What the task requires:
Retype all of the entries word for word.

(Stored records)
______________________________
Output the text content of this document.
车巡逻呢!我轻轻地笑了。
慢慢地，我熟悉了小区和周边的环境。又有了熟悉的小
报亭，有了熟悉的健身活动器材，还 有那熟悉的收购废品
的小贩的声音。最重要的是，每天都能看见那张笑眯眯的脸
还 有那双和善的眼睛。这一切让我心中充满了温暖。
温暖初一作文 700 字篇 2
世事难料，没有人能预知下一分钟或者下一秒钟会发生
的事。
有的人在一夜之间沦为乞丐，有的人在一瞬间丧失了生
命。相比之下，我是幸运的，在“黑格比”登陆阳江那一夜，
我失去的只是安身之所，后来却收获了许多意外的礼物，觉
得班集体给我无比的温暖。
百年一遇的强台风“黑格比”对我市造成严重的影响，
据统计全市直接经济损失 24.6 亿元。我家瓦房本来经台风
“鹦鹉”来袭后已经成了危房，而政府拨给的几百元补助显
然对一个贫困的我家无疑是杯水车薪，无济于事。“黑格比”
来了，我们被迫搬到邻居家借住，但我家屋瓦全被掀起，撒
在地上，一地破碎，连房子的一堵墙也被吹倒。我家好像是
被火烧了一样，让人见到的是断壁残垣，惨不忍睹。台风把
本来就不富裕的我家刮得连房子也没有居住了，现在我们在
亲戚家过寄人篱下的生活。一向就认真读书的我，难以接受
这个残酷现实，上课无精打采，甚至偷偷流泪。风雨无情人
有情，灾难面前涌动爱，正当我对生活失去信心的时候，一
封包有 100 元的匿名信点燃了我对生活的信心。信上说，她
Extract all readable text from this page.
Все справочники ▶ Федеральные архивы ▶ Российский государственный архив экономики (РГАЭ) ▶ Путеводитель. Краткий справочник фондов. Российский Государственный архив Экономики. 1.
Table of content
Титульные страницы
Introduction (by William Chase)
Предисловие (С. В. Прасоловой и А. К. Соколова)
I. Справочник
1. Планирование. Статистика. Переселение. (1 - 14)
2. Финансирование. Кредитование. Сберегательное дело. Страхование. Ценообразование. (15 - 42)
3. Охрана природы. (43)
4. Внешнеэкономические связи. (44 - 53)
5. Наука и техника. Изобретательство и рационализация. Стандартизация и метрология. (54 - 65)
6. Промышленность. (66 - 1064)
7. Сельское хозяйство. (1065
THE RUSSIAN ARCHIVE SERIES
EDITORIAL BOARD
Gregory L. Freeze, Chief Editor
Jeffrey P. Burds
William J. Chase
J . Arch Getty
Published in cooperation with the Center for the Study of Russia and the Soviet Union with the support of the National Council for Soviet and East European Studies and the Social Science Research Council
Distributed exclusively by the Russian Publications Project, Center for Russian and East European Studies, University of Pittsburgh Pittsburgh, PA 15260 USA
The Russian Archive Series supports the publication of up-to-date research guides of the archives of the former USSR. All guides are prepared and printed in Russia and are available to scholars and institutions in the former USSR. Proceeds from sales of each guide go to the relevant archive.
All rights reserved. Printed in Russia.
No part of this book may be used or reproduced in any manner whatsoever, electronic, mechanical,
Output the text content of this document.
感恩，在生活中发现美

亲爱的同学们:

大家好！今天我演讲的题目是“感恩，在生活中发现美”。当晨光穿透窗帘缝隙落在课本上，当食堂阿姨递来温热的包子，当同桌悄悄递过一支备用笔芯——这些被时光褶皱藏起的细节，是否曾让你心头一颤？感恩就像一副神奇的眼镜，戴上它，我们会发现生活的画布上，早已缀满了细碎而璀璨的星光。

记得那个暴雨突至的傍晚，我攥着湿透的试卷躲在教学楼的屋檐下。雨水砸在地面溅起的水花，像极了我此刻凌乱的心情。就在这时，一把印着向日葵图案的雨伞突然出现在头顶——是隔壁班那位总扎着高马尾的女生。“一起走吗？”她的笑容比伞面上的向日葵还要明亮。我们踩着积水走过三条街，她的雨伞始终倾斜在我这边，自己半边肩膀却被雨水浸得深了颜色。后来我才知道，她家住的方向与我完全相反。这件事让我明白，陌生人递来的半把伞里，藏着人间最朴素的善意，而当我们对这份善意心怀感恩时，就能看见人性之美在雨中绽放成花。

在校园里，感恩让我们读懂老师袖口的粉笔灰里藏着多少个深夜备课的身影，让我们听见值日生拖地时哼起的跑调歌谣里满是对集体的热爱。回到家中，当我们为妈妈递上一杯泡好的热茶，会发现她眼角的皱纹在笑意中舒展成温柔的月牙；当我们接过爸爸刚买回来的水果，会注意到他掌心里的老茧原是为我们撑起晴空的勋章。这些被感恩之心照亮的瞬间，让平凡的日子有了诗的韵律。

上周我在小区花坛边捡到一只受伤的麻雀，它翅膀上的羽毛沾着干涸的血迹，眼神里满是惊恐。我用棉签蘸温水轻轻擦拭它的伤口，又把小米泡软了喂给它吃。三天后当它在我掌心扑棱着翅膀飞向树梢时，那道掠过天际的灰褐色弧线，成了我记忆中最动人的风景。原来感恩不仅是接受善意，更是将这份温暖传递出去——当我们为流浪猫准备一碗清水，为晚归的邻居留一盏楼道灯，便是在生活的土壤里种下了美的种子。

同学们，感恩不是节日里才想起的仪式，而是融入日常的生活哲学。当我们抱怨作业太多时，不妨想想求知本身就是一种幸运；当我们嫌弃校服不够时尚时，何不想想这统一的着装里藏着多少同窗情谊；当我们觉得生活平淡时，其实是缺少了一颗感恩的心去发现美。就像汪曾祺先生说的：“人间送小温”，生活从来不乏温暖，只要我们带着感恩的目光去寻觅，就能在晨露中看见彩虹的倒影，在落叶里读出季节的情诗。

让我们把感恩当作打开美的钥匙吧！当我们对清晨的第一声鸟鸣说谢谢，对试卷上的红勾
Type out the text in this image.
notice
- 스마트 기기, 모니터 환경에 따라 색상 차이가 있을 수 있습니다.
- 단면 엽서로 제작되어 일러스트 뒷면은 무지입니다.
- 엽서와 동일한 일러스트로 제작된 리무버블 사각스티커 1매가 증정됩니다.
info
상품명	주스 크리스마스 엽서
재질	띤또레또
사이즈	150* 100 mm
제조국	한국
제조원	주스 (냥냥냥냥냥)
______________________________
Task answer:
Output the text content of this document.
车巡逻呢!我轻轻地笑了。
慢慢地，我熟悉了小区和周边的环境。又有了熟悉的小
报亭，有了熟悉的健身活动器材，还 有那熟悉的收购废品
的小贩的声音。最重要的是，每天都能看见那张笑眯眯的脸
还 有那双和善的眼睛。这一切让我心中充满了温暖。
温暖初一作文 700 字篇 2
世事难料，没有人能预知下一分钟或者下一秒钟会发生
的事。
有的人在一夜之间沦为乞丐，有的人在一瞬间丧失了生
命。相比之下，我是幸运的，在“黑格比”登陆阳江那一夜，
我失去的只是安身之所，后来却收获了许多意外的礼物，觉
得班集体给我无比的温暖。
百年一遇的强台风“黑格比”对我市造成严重的影响，
据统计全市直接经济损失 24.6 亿元。我家瓦房本来经台风
“鹦鹉”来袭后已经成了危房，而政府拨给的几百元补助显
然对一个贫困的我家无疑是杯水车薪，无济于事。“黑格比”
来了，我们被迫搬到邻居家借住，但我家屋瓦全被掀起，撒
在地上，一地破碎，连房子的一堵墙也被吹倒。我家好像是
被火烧了一样，让人见到的是断壁残垣，惨不忍睹。台风把
本来就不富裕的我家刮得连房子也没有居住了，现在我们在
亲戚家过寄人篱下的生活。一向就认真读书的我，难以接受
这个残酷现实，上课无精打采，甚至偷偷流泪。风雨无情人
有情，灾难面前涌动爱，正当我对生活失去信心的时候，一
封包有 100 元的匿名信点燃了我对生活的信心。信上说，她
Extract all readable text from this page.
Все справочники ▶ Федеральные архивы ▶ Российский государственный архив экономики (РГАЭ) ▶ Путеводитель. Краткий справочник фондов. Российский Государственный архив Экономики. 1.
Table of content
Титульные страницы
Introduction (by William Chase)
Предисловие (С. В. Прасоловой и А. К. Соколова)
I. Справочник
1. Планирование. Статистика. Переселение. (1 - 14)
2. Финансирование. Кредитование. Сберегательное дело. Страхование. Ценообразование. (15 - 42)
3. Охрана природы. (43)
4. Внешнеэкономические связи. (44 - 53)
5. Наука и техника. Изобретательство и рационализация. Стандартизация и метрология. (54 - 65)
6. Промышленность. (66 - 1064)
7. Сельское хозяйство. (1065
THE RUSSIAN ARCHIVE SERIES
EDITORIAL BOARD
Gregory L. Freeze, Chief Editor
Jeffrey P. Burds
William J. Chase
J . Arch Getty
Published in cooperation with the Center for the Study of Russia and the Soviet Union with the support of the National Council for Soviet and East European Studies and the Social Science Research Council
Distributed exclusively by the Russian Publications Project, Center for Russian and East European Studies, University of Pittsburgh Pittsburgh, PA 15260 USA
The Russian Archive Series supports the publication of up-to-date research guides of the archives of the former USSR. All guides are prepared and printed in Russia and are available to scholars and institutions in the former USSR. Proceeds from sales of each guide go to the relevant archive.
All rights reserved. Printed in Russia.
No part of this book may be used or reproduced in any manner whatsoever, electronic, mechanical,
Output the text content of this document.
感恩，在生活中发现美

亲爱的同学们:

大家好！今天我演讲的题目是“感恩，在生活中发现美”。当晨光穿透窗帘缝隙落在课本上，当食堂阿姨递来温热的包子，当同桌悄悄递过一支备用笔芯——这些被时光褶皱藏起的细节，是否曾让你心头一颤？感恩就像一副神奇的眼镜，戴上它，我们会发现生活的画布上，早已缀满了细碎而璀璨的星光。

记得那个暴雨突至的傍晚，我攥着湿透的试卷躲在教学楼的屋檐下。雨水砸在地面溅起的水花，像极了我此刻凌乱的心情。就在这时，一把印着向日葵图案的雨伞突然出现在头顶——是隔壁班那位总扎着高马尾的女生。“一起走吗？”她的笑容比伞面上的向日葵还要明亮。我们踩着积水走过三条街，她的雨伞始终倾斜在我这边，自己半边肩膀却被雨水浸得深了颜色。后来我才知道，她家住的方向与我完全相反。这件事让我明白，陌生人递来的半把伞里，藏着人间最朴素的善意，而当我们对这份善意心怀感恩时，就能看见人性之美在雨中绽放成花。

在校园里，感恩让我们读懂老师袖口的粉笔灰里藏着多少个深夜备课的身影，让我们听见值日生拖地时哼起的跑调歌谣里满是对集体的热爱。回到家中，当我们为妈妈递上一杯泡好的热茶，会发现她眼角的皱纹在笑意中舒展成温柔的月牙；当我们接过爸爸刚买回来的水果，会注意到他掌心里的老茧原是为我们撑起晴空的勋章。这些被感恩之心照亮的瞬间，让平凡的日子有了诗的韵律。

上周我在小区花坛边捡到一只受伤的麻雀，它翅膀上的羽毛沾着干涸的血迹，眼神里满是惊恐。我用棉签蘸温水轻轻擦拭它的伤口，又把小米泡软了喂给它吃。三天后当它在我掌心扑棱着翅膀飞向树梢时，那道掠过天际的灰褐色弧线，成了我记忆中最动人的风景。原来感恩不仅是接受善意，更是将这份温暖传递出去——当我们为流浪猫准备一碗清水，为晚归的邻居留一盏楼道灯，便是在生活的土壤里种下了美的种子。

同学们，感恩不是节日里才想起的仪式，而是融入日常的生活哲学。当我们抱怨作业太多时，不妨想想求知本身就是一种幸运；当我们嫌弃校服不够时尚时，何不想想这统一的着装里藏着多少同窗情谊；当我们觉得生活平淡时，其实是缺少了一颗感恩的心去发现美。就像汪曾祺先生说的：“人间送小温”，生活从来不乏温暖，只要我们带着感恩的目光去寻觅，就能在晨露中看见彩虹的倒影，在落叶里读出季节的情诗。

让我们把感恩当作打开美的钥匙吧！当我们对清晨的第一声鸟鸣说谢谢，对试卷上的红勾
Type out the text in this image.
notice
- 스마트 기기, 모니터 환경에 따라 색상 차이가 있을 수 있습니다.
- 단면 엽서로 제작되어 일러스트 뒷면은 무지입니다.
- 엽서와 동일한 일러스트로 제작된 리무버블 사각스티커 1매가 증정됩니다.
info
상품명	주스 크리스마스 엽서
재질	띤또레또
사이즈	150* 100 mm
제조국	한국
제조원	주스 (냥냥냥냥냥)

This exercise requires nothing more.